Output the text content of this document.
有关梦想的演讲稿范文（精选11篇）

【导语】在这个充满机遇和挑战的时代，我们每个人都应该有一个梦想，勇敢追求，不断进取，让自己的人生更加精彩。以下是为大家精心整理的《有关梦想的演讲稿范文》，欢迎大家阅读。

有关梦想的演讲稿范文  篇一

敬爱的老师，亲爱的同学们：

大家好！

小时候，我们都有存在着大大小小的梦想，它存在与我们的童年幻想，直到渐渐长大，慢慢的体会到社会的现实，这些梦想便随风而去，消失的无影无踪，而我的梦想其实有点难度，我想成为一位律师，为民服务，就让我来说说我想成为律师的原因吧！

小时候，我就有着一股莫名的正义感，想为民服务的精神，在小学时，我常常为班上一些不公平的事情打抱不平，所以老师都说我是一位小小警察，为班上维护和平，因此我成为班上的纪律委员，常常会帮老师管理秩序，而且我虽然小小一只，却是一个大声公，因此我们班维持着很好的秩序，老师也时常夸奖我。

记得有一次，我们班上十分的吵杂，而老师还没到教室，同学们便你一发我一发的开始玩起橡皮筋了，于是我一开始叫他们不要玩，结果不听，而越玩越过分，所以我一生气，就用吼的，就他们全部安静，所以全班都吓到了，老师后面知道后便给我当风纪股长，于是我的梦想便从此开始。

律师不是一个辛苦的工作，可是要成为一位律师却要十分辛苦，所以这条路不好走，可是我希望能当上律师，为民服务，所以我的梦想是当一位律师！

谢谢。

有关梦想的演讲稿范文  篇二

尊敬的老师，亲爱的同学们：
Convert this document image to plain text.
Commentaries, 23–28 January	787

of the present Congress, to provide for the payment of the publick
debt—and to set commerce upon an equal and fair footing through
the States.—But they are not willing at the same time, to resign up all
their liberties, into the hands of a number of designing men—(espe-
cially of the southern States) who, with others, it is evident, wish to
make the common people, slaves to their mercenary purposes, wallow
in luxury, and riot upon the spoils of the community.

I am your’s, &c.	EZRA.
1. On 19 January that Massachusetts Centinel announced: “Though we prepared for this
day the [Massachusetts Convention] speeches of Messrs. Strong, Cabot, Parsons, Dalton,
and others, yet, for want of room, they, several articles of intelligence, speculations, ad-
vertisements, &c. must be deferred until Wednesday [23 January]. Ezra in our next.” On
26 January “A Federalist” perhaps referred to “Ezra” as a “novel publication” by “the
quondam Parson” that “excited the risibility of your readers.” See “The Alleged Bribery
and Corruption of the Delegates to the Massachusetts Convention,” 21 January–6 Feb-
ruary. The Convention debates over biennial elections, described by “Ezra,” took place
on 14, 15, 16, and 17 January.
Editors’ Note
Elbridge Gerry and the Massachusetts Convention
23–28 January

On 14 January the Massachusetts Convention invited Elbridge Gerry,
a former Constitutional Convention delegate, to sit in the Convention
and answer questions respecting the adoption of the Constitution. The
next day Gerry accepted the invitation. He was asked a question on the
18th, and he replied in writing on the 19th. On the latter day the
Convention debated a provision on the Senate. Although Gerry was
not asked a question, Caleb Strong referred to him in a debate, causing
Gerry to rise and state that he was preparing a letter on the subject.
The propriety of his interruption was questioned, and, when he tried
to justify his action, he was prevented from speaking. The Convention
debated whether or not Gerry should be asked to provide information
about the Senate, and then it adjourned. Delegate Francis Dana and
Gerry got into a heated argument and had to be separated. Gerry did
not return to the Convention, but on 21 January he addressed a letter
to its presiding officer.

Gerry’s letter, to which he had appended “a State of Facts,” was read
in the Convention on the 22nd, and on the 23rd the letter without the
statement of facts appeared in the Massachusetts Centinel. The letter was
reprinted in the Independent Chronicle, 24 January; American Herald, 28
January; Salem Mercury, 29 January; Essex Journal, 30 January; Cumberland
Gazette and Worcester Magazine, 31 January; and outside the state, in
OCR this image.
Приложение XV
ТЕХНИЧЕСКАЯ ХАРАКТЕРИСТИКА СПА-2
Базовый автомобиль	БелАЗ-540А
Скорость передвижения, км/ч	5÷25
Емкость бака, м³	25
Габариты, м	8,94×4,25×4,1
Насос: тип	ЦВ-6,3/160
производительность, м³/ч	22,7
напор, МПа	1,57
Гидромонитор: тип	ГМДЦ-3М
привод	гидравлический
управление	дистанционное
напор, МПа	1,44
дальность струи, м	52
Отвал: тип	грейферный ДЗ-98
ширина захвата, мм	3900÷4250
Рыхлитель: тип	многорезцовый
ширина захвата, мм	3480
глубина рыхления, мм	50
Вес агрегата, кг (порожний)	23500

========

◆ WORK REQUIRED
Your answer should be one number: the count of lines in the data above that include the word "provide".

◆ TASK SOLUTION
2